━━━ RECORDS SUPPLIED ━━━
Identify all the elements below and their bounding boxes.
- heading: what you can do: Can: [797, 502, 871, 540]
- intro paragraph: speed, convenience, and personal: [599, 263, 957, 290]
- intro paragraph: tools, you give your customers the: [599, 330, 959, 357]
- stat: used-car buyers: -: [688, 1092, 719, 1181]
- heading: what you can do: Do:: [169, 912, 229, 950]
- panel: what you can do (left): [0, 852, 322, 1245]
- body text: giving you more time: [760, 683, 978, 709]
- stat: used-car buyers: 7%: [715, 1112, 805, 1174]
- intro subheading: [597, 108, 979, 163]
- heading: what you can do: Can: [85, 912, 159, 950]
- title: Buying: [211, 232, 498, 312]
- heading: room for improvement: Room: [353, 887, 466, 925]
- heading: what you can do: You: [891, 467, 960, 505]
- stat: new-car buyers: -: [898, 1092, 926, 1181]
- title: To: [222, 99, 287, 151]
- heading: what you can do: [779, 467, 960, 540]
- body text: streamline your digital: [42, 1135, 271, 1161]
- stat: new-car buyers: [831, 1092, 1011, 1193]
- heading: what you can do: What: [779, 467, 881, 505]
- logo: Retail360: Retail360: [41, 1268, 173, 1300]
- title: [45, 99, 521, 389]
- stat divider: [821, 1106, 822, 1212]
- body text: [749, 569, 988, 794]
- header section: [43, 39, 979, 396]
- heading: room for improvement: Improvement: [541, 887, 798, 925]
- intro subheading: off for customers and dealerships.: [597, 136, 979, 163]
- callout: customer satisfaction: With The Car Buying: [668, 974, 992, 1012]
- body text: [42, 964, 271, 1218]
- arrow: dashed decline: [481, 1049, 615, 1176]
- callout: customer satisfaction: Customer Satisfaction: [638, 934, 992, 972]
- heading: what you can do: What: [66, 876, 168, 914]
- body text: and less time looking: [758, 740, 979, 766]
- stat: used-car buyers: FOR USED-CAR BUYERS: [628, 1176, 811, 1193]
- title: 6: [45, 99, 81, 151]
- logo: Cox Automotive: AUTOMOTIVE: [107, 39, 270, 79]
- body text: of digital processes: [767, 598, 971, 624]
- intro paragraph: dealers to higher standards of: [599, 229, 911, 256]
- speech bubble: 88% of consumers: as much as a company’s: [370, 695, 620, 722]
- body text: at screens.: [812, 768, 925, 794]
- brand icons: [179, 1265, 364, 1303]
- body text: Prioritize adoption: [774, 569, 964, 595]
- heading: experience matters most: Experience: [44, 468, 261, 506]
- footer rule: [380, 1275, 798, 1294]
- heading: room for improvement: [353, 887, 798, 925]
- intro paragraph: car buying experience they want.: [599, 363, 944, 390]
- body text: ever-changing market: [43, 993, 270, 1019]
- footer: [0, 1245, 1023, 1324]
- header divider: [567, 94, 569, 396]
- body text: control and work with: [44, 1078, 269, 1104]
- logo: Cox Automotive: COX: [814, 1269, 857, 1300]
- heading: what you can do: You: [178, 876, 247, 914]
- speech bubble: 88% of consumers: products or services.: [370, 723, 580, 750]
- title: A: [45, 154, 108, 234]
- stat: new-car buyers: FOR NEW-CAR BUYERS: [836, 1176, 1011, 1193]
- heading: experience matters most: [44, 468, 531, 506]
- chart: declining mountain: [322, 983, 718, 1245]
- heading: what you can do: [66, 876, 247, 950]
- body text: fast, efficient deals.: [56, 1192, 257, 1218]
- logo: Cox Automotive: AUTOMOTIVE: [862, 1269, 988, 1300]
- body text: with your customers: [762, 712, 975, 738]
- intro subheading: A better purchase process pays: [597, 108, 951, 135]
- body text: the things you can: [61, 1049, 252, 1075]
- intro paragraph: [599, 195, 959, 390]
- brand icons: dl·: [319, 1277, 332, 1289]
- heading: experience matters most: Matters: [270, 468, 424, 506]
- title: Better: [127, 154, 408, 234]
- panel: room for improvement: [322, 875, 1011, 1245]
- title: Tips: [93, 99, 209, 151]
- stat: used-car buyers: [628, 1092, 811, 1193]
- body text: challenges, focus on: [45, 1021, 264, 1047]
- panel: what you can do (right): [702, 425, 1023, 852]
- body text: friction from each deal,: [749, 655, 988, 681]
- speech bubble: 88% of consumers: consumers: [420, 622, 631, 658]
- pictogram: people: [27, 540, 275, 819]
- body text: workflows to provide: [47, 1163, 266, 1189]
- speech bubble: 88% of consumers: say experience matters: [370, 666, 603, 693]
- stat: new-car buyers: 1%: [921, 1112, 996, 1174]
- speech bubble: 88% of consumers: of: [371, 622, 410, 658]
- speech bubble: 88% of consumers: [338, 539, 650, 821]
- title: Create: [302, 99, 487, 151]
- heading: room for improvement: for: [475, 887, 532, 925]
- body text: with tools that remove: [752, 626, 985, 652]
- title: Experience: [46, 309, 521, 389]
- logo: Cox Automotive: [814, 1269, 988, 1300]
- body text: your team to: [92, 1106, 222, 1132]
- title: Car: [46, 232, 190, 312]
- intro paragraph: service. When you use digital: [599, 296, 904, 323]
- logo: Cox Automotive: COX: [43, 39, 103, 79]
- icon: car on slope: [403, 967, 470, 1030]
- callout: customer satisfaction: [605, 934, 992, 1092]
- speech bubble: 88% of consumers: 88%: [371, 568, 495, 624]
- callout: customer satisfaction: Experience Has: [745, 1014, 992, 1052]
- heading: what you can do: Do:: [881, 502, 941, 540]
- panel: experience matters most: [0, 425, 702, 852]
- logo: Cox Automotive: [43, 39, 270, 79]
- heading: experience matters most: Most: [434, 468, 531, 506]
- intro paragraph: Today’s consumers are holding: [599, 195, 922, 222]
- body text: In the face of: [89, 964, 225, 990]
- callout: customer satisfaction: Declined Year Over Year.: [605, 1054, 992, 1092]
━━━
• [WRITTEN TASK]
Rewrite the records with "speech bubble" swapped for "quote bubble" everywhere it appears, keeping every other part the same.

• [WORKED SOLUTION]
Identify all the elements below and their bounding boxes.
- heading: what you can do: Can: [797, 502, 871, 540]
- intro paragraph: speed, convenience, and personal: [599, 263, 957, 290]
- intro paragraph: tools, you give your customers the: [599, 330, 959, 357]
- stat: used-car buyers: -: [688, 1092, 719, 1181]
- heading: what you can do: Do:: [169, 912, 229, 950]
- panel: what you can do (left): [0, 852, 322, 1245]
- body text: giving you more time: [760, 683, 978, 709]
- stat: used-car buyers: 7%: [715, 1112, 805, 1174]
- intro subheading: [597, 108, 979, 163]
- heading: what you can do: Can: [85, 912, 159, 950]
- title: Buying: [211, 232, 498, 312]
- heading: room for improvement: Room: [353, 887, 466, 925]
- heading: what you can do: You: [891, 467, 960, 505]
- stat: new-car buyers: -: [898, 1092, 926, 1181]
- title: To: [222, 99, 287, 151]
- heading: what you can do: [779, 467, 960, 540]
- body text: streamline your digital: [42, 1135, 271, 1161]
- stat: new-car buyers: [831, 1092, 1011, 1193]
- heading: what you can do: What: [779, 467, 881, 505]
- logo: Retail360: Retail360: [41, 1268, 173, 1300]
- title: [45, 99, 521, 389]
- stat divider: [821, 1106, 822, 1212]
- body text: [749, 569, 988, 794]
- header section: [43, 39, 979, 396]
- heading: room for improvement: Improvement: [541, 887, 798, 925]
- intro subheading: off for customers and dealerships.: [597, 136, 979, 163]
- callout: customer satisfaction: With The Car Buying: [668, 974, 992, 1012]
- body text: [42, 964, 271, 1218]
- arrow: dashed decline: [481, 1049, 615, 1176]
- callout: customer satisfaction: Customer Satisfaction: [638, 934, 992, 972]
- heading: what you can do: What: [66, 876, 168, 914]
- body text: and less time looking: [758, 740, 979, 766]
- stat: used-car buyers: FOR USED-CAR BUYERS: [628, 1176, 811, 1193]
- title: 6: [45, 99, 81, 151]
- logo: Cox Automotive: AUTOMOTIVE: [107, 39, 270, 79]
- body text: of digital processes: [767, 598, 971, 624]
- intro paragraph: dealers to higher standards of: [599, 229, 911, 256]
- quote bubble: 88% of consumers: as much as a company’s: [370, 695, 620, 722]
- body text: at screens.: [812, 768, 925, 794]
- brand icons: [179, 1265, 364, 1303]
- body text: Prioritize adoption: [774, 569, 964, 595]
- heading: experience matters most: Experience: [44, 468, 261, 506]
- footer rule: [380, 1275, 798, 1294]
- heading: room for improvement: [353, 887, 798, 925]
- intro paragraph: car buying experience they want.: [599, 363, 944, 390]
- body text: ever-changing market: [43, 993, 270, 1019]
- footer: [0, 1245, 1023, 1324]
- header divider: [567, 94, 569, 396]
- body text: control and work with: [44, 1078, 269, 1104]
- logo: Cox Automotive: COX: [814, 1269, 857, 1300]
- heading: what you can do: You: [178, 876, 247, 914]
- quote bubble: 88% of consumers: products or services.: [370, 723, 580, 750]
- title: A: [45, 154, 108, 234]
- stat: new-car buyers: FOR NEW-CAR BUYERS: [836, 1176, 1011, 1193]
- heading: experience matters most: [44, 468, 531, 506]
- chart: declining mountain: [322, 983, 718, 1245]
- heading: what you can do: [66, 876, 247, 950]
- body text: fast, efficient deals.: [56, 1192, 257, 1218]
- logo: Cox Automotive: AUTOMOTIVE: [862, 1269, 988, 1300]
- body text: with your customers: [762, 712, 975, 738]
- intro subheading: A better purchase process pays: [597, 108, 951, 135]
- body text: the things you can: [61, 1049, 252, 1075]
- intro paragraph: [599, 195, 959, 390]
- brand icons: dl·: [319, 1277, 332, 1289]
- heading: experience matters most: Matters: [270, 468, 424, 506]
- title: Better: [127, 154, 408, 234]
- panel: room for improvement: [322, 875, 1011, 1245]
- title: Tips: [93, 99, 209, 151]
- stat: used-car buyers: [628, 1092, 811, 1193]
- body text: challenges, focus on: [45, 1021, 264, 1047]
- panel: what you can do (right): [702, 425, 1023, 852]
- body text: friction from each deal,: [749, 655, 988, 681]
- quote bubble: 88% of consumers: consumers: [420, 622, 631, 658]
- pictogram: people: [27, 540, 275, 819]
- body text: workflows to provide: [47, 1163, 266, 1189]
- quote bubble: 88% of consumers: say experience matters: [370, 666, 603, 693]
- stat: new-car buyers: 1%: [921, 1112, 996, 1174]
- quote bubble: 88% of consumers: of: [371, 622, 410, 658]
- quote bubble: 88% of consumers: [338, 539, 650, 821]
- title: Create: [302, 99, 487, 151]
- heading: room for improvement: for: [475, 887, 532, 925]
- body text: with tools that remove: [752, 626, 985, 652]
- title: Experience: [46, 309, 521, 389]
- logo: Cox Automotive: [814, 1269, 988, 1300]
- body text: your team to: [92, 1106, 222, 1132]
- title: Car: [46, 232, 190, 312]
- intro paragraph: service. When you use digital: [599, 296, 904, 323]
- logo: Cox Automotive: COX: [43, 39, 103, 79]
- icon: car on slope: [403, 967, 470, 1030]
- callout: customer satisfaction: [605, 934, 992, 1092]
- quote bubble: 88% of consumers: 88%: [371, 568, 495, 624]
- callout: customer satisfaction: Experience Has: [745, 1014, 992, 1052]
- heading: what you can do: Do:: [881, 502, 941, 540]
- panel: experience matters most: [0, 425, 702, 852]
- logo: Cox Automotive: [43, 39, 270, 79]
- heading: experience matters most: Most: [434, 468, 531, 506]
- intro paragraph: Today’s consumers are holding: [599, 195, 922, 222]
- body text: In the face of: [89, 964, 225, 990]
- callout: customer satisfaction: Declined Year Over Year.: [605, 1054, 992, 1092]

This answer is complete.